Records from a dataset —
□ □ □ □ □

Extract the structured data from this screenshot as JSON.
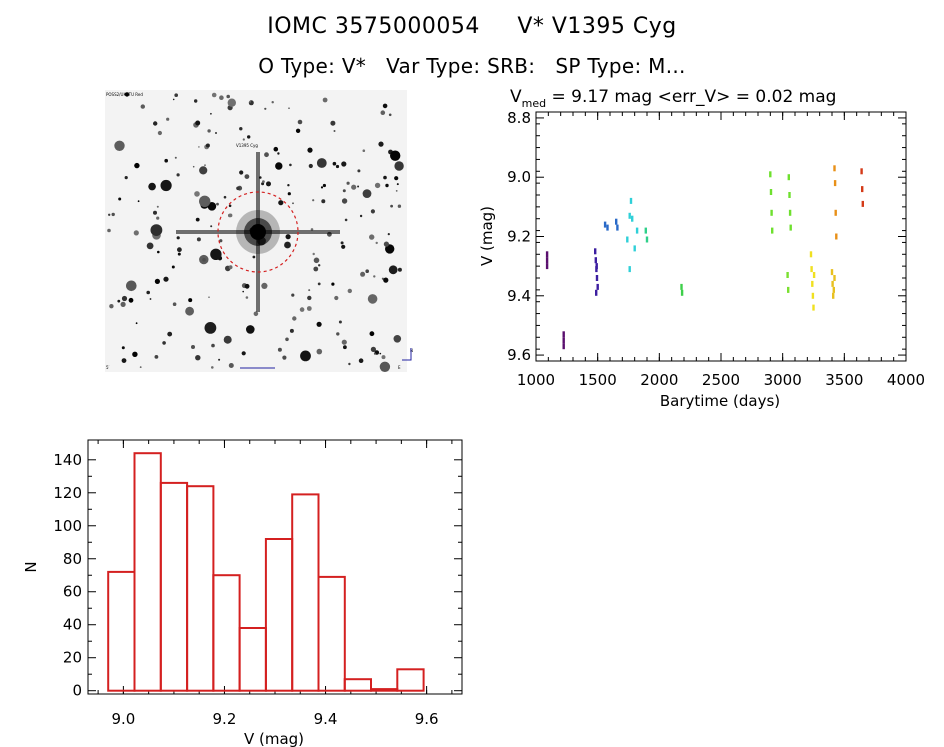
{
  "header": {
    "id_label": "IOMC 3575000054",
    "star_name": "V* V1395 Cyg",
    "otype": "O Type: V*",
    "vartype": "Var Type: SRB:",
    "sptype": "SP Type: M..."
  },
  "image_panel": {
    "tiny_labels": [
      "POSS2/UKSTU Red",
      "V1395 Cyg",
      "5′",
      "N",
      "E"
    ]
  },
  "stats": {
    "vmed_symbol": "V",
    "vmed_subscript": "med",
    "vmed_text": "= 9.17 mag",
    "err_text": "<err_V> = 0.02 mag"
  },
  "colors": {
    "hist_bar": "#d42020",
    "circle": "#d42020"
  },
  "chart_data": [
    {
      "type": "scatter",
      "title": "",
      "xlabel": "Barytime (days)",
      "ylabel": "V (mag)",
      "xlim": [
        1000,
        4000
      ],
      "ylim": [
        9.62,
        8.78
      ],
      "y_inverted": true,
      "xticks": [
        1000,
        1500,
        2000,
        2500,
        3000,
        3500,
        4000
      ],
      "yticks": [
        "8.8",
        "9.0",
        "9.2",
        "9.4",
        "9.6"
      ],
      "yticks_values": [
        8.8,
        9.0,
        9.2,
        9.4,
        9.6
      ],
      "series": [
        {
          "color": "#5a0f6e",
          "x": [
            1090,
            1090,
            1090
          ],
          "y": [
            9.26,
            9.28,
            9.3
          ]
        },
        {
          "color": "#5a0f6e",
          "x": [
            1225,
            1225,
            1225
          ],
          "y": [
            9.53,
            9.55,
            9.57
          ]
        },
        {
          "color": "#3c1ea0",
          "x": [
            1480,
            1485,
            1490,
            1495,
            1500,
            1488,
            1492
          ],
          "y": [
            9.25,
            9.28,
            9.31,
            9.34,
            9.37,
            9.39,
            9.3
          ]
        },
        {
          "color": "#2a6ac8",
          "x": [
            1560,
            1580,
            1650,
            1660
          ],
          "y": [
            9.16,
            9.17,
            9.15,
            9.17
          ]
        },
        {
          "color": "#2fd0d8",
          "x": [
            1740,
            1760,
            1770,
            1780,
            1800,
            1820,
            1760
          ],
          "y": [
            9.21,
            9.13,
            9.08,
            9.14,
            9.24,
            9.18,
            9.31
          ]
        },
        {
          "color": "#2fd08a",
          "x": [
            1890,
            1900
          ],
          "y": [
            9.18,
            9.21
          ]
        },
        {
          "color": "#3ecf4a",
          "x": [
            2180,
            2185
          ],
          "y": [
            9.37,
            9.39
          ]
        },
        {
          "color": "#6ee02e",
          "x": [
            2900,
            2905,
            2910,
            2915
          ],
          "y": [
            8.99,
            9.05,
            9.12,
            9.18
          ]
        },
        {
          "color": "#6ee02e",
          "x": [
            3050,
            3055,
            3060,
            3065
          ],
          "y": [
            9.0,
            9.06,
            9.12,
            9.17
          ]
        },
        {
          "color": "#7ae030",
          "x": [
            3040,
            3045
          ],
          "y": [
            9.33,
            9.38
          ]
        },
        {
          "color": "#f0e020",
          "x": [
            3230,
            3235,
            3240,
            3245,
            3250,
            3255
          ],
          "y": [
            9.26,
            9.31,
            9.36,
            9.4,
            9.44,
            9.33
          ]
        },
        {
          "color": "#e8c020",
          "x": [
            3400,
            3405,
            3410,
            3415,
            3420
          ],
          "y": [
            9.32,
            9.36,
            9.4,
            9.38,
            9.34
          ]
        },
        {
          "color": "#e89018",
          "x": [
            3420,
            3425,
            3430,
            3435
          ],
          "y": [
            8.97,
            9.02,
            9.12,
            9.2
          ]
        },
        {
          "color": "#d43a18",
          "x": [
            3640,
            3645,
            3650
          ],
          "y": [
            8.98,
            9.04,
            9.09
          ]
        }
      ]
    },
    {
      "type": "bar",
      "title": "",
      "xlabel": "V (mag)",
      "ylabel": "N",
      "xlim": [
        8.93,
        9.67
      ],
      "ylim": [
        -2,
        152
      ],
      "xticks": [
        "9.0",
        "9.2",
        "9.4",
        "9.6"
      ],
      "xticks_values": [
        9.0,
        9.2,
        9.4,
        9.6
      ],
      "yticks": [
        "0",
        "20",
        "40",
        "60",
        "80",
        "100",
        "120",
        "140"
      ],
      "yticks_values": [
        0,
        20,
        40,
        60,
        80,
        100,
        120,
        140
      ],
      "bin_width": 0.052,
      "bin_starts": [
        8.97,
        9.022,
        9.074,
        9.126,
        9.178,
        9.23,
        9.282,
        9.334,
        9.386,
        9.438,
        9.49,
        9.542
      ],
      "values": [
        72,
        144,
        126,
        124,
        70,
        38,
        92,
        119,
        69,
        7,
        1,
        13
      ]
    }
  ]
}
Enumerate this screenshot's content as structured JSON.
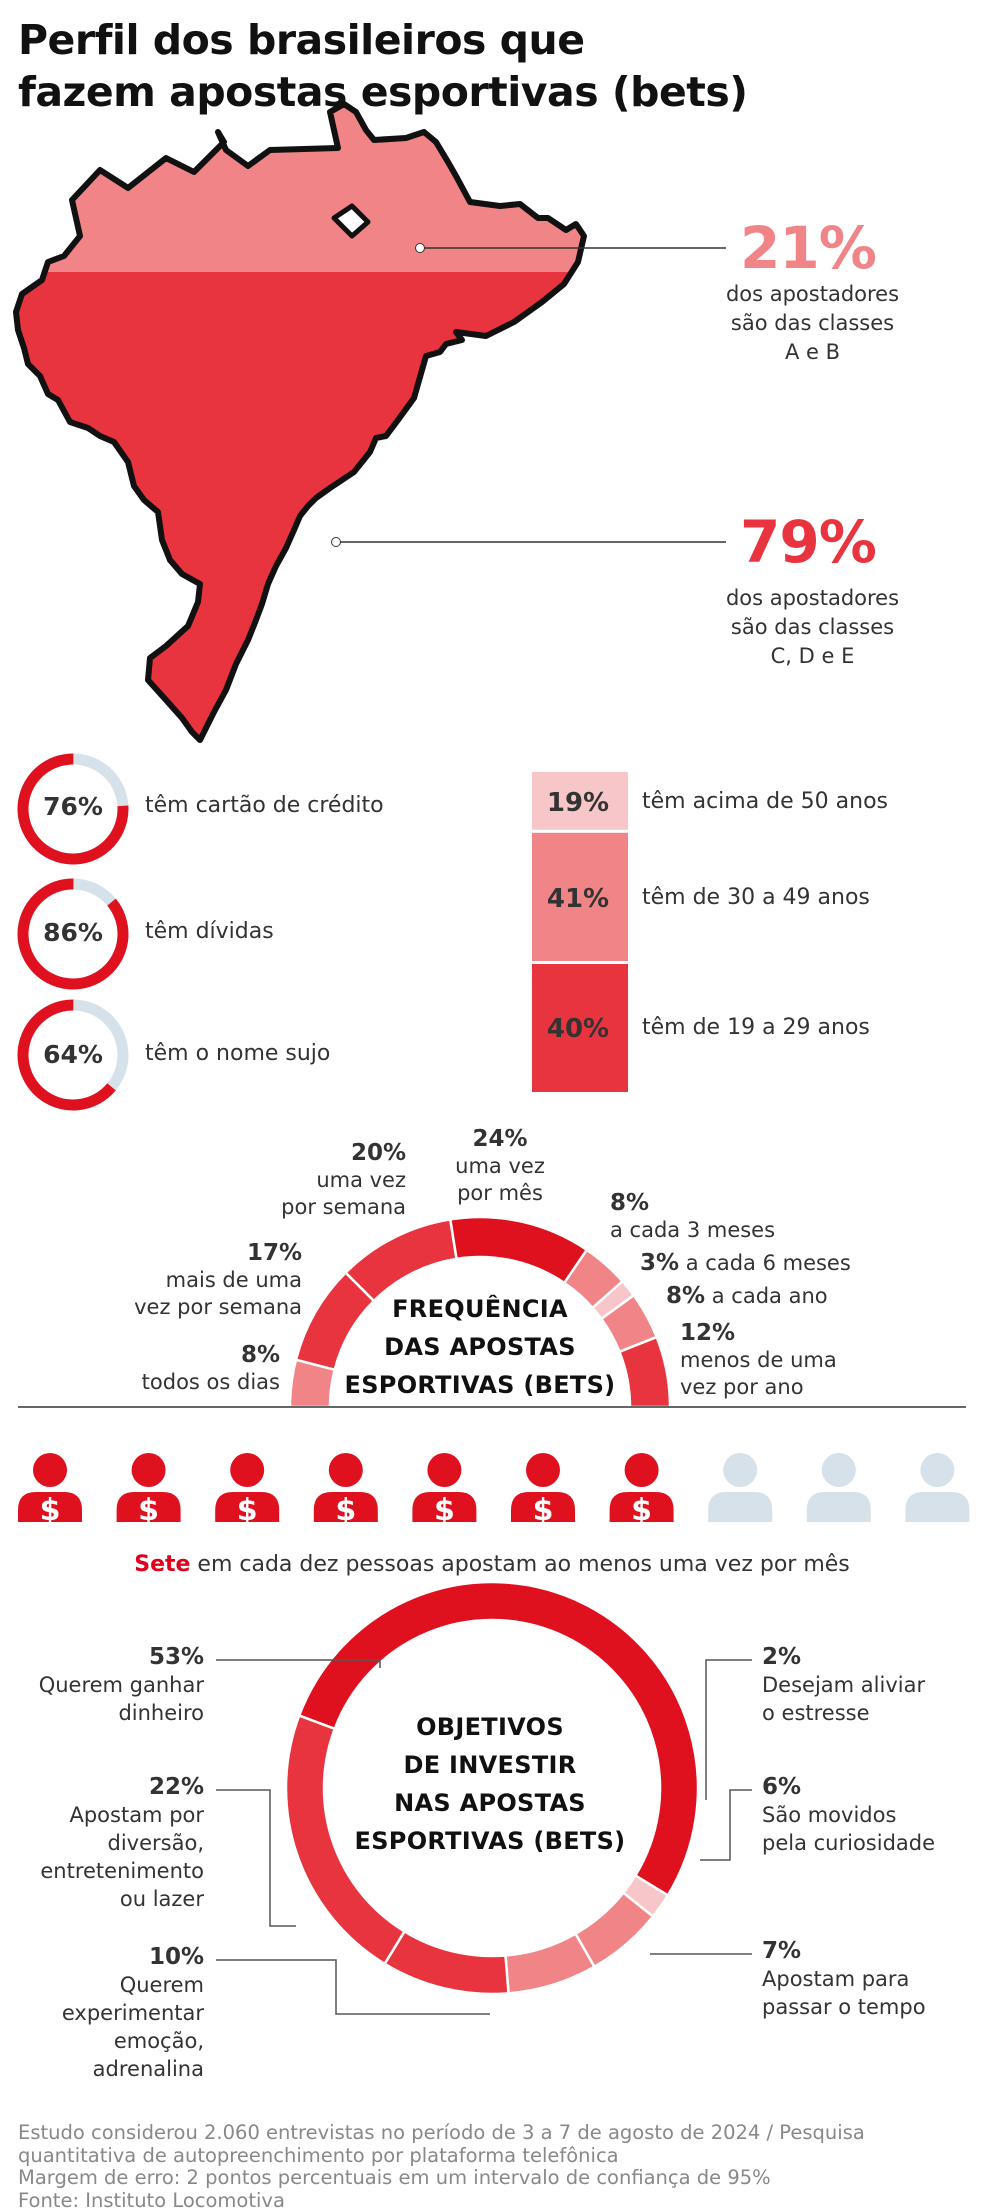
{
  "title_line1": "Perfil dos brasileiros que",
  "title_line2": "fazem apostas esportivas (bets)",
  "colors": {
    "dark_red": "#e8343e",
    "light_red": "#f08487",
    "pale_red": "#f7c6c8",
    "ring_red": "#e0111f",
    "gray_blue": "#d6e1ea"
  },
  "map": {
    "top": {
      "pct": "21%",
      "line1": "dos apostadores",
      "line2": "são das classes",
      "line3": "A e B"
    },
    "bottom": {
      "pct": "79%",
      "line1": "dos apostadores",
      "line2": "são das classes",
      "line3": "C, D e E"
    }
  },
  "rings": [
    {
      "pct": "76%",
      "value": 76,
      "label": "têm cartão de crédito"
    },
    {
      "pct": "86%",
      "value": 86,
      "label": "têm dívidas"
    },
    {
      "pct": "64%",
      "value": 64,
      "label": "têm o nome sujo"
    }
  ],
  "age": [
    {
      "pct": "19%",
      "value": 19,
      "label": "têm acima de 50 anos"
    },
    {
      "pct": "41%",
      "value": 41,
      "label": "têm de 30 a 49 anos"
    },
    {
      "pct": "40%",
      "value": 40,
      "label": "têm de 19 a 29 anos"
    }
  ],
  "frequency": {
    "title_l1": "FREQUÊNCIA",
    "title_l2": "DAS APOSTAS",
    "title_l3": "ESPORTIVAS (BETS)",
    "items": [
      {
        "pct": "8%",
        "l1": "todos os dias",
        "l2": ""
      },
      {
        "pct": "17%",
        "l1": "mais de uma",
        "l2": "vez por semana"
      },
      {
        "pct": "20%",
        "l1": "uma vez",
        "l2": "por semana"
      },
      {
        "pct": "24%",
        "l1": "uma vez",
        "l2": "por mês"
      },
      {
        "pct": "8%",
        "l1": "a cada 3 meses",
        "l2": ""
      },
      {
        "pct": "3%",
        "l1": "a cada 6 meses",
        "l2": ""
      },
      {
        "pct": "8%",
        "l1": "a cada ano",
        "l2": ""
      },
      {
        "pct": "12%",
        "l1": "menos de uma",
        "l2": "vez por ano"
      }
    ]
  },
  "people": {
    "highlighted": 7,
    "total": 10,
    "symbol": "$"
  },
  "sete": {
    "bold": "Sete",
    "rest": " em cada dez pessoas apostam ao menos uma vez por mês"
  },
  "objectives": {
    "title_l1": "OBJETIVOS",
    "title_l2": "DE INVESTIR",
    "title_l3": "NAS APOSTAS",
    "title_l4": "ESPORTIVAS (BETS)",
    "items": [
      {
        "pct": "53%",
        "l1": "Querem ganhar",
        "l2": "dinheiro",
        "l3": "",
        "l4": ""
      },
      {
        "pct": "2%",
        "l1": "Desejam aliviar",
        "l2": "o estresse",
        "l3": "",
        "l4": ""
      },
      {
        "pct": "6%",
        "l1": "São movidos",
        "l2": "pela curiosidade",
        "l3": "",
        "l4": ""
      },
      {
        "pct": "7%",
        "l1": "Apostam para",
        "l2": "passar o tempo",
        "l3": "",
        "l4": ""
      },
      {
        "pct": "10%",
        "l1": "Querem",
        "l2": "experimentar",
        "l3": "emoção,",
        "l4": "adrenalina"
      },
      {
        "pct": "22%",
        "l1": "Apostam por",
        "l2": "diversão,",
        "l3": "entretenimento",
        "l4": "ou lazer"
      }
    ]
  },
  "footer": {
    "l1": "Estudo considerou 2.060 entrevistas no período de 3 a 7 de agosto de 2024 / Pesquisa",
    "l2": "quantitativa de autopreenchimento por plataforma telefônica",
    "l3": "Margem de erro: 2 pontos percentuais em um intervalo de confiança de 95%",
    "l4": "Fonte: Instituto Locomotiva"
  },
  "chart_data": [
    {
      "type": "bar",
      "categories": [
        "A e B",
        "C, D e E"
      ],
      "values": [
        21,
        79
      ]
    },
    {
      "type": "pie",
      "categories": [
        "têm cartão de crédito",
        "têm dívidas",
        "têm o nome sujo"
      ],
      "values": [
        76,
        86,
        64
      ]
    },
    {
      "type": "bar",
      "categories": [
        "têm acima de 50 anos",
        "têm de 30 a 49 anos",
        "têm de 19 a 29 anos"
      ],
      "values": [
        19,
        41,
        40
      ]
    },
    {
      "type": "pie",
      "categories": [
        "todos os dias",
        "mais de uma vez por semana",
        "uma vez por semana",
        "uma vez por mês",
        "a cada 3 meses",
        "a cada 6 meses",
        "a cada ano",
        "menos de uma vez por ano"
      ],
      "values": [
        8,
        17,
        20,
        24,
        8,
        3,
        8,
        12
      ]
    },
    {
      "type": "pie",
      "categories": [
        "Querem ganhar dinheiro",
        "Desejam aliviar o estresse",
        "São movidos pela curiosidade",
        "Apostam para passar o tempo",
        "Querem experimentar emoção, adrenalina",
        "Apostam por diversão, entretenimento ou lazer"
      ],
      "values": [
        53,
        2,
        6,
        7,
        10,
        22
      ]
    }
  ]
}
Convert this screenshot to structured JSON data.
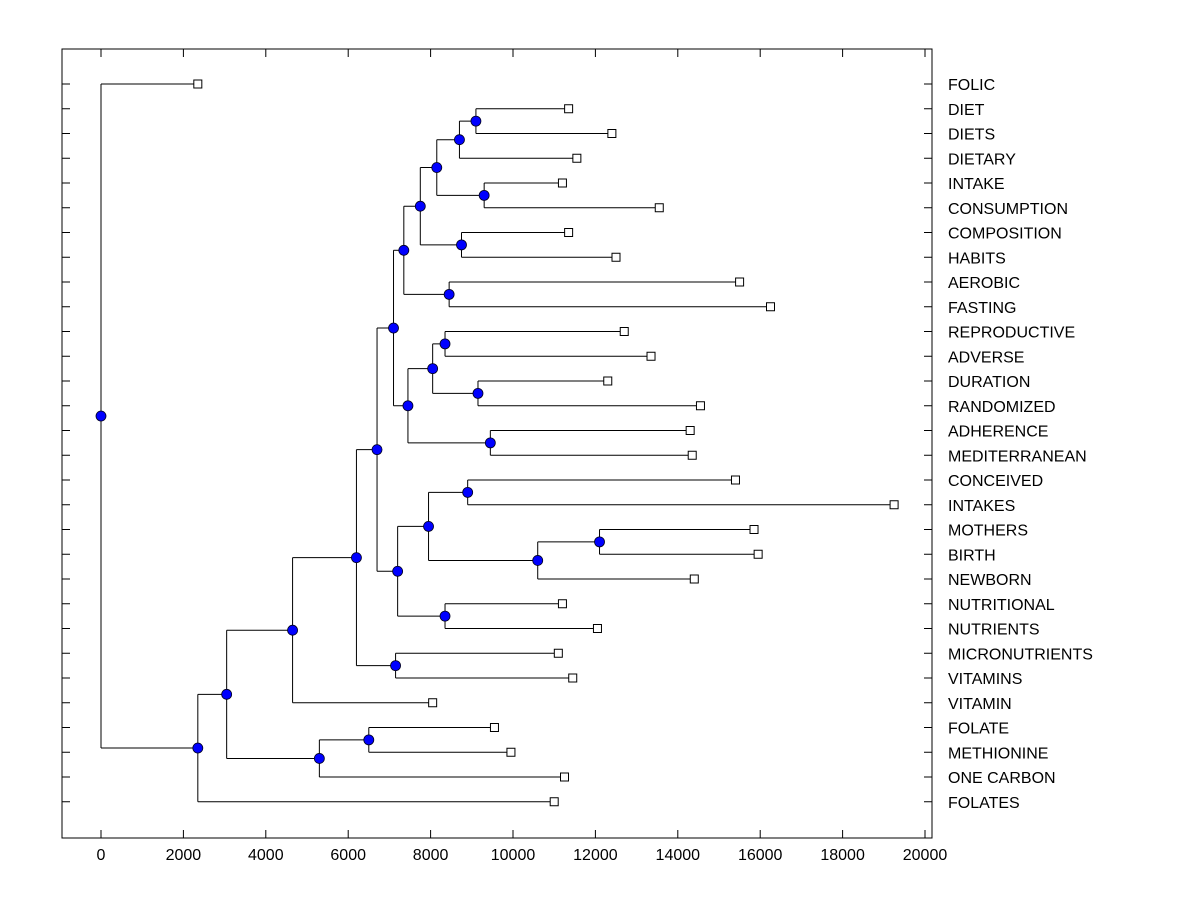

□ □ □ □ □

EXERCISE DETAILS —
Of the lines in this listing, how many contain "Querem"? Reply with the number and nothing more.

OUTPUT OF THE TASK —
4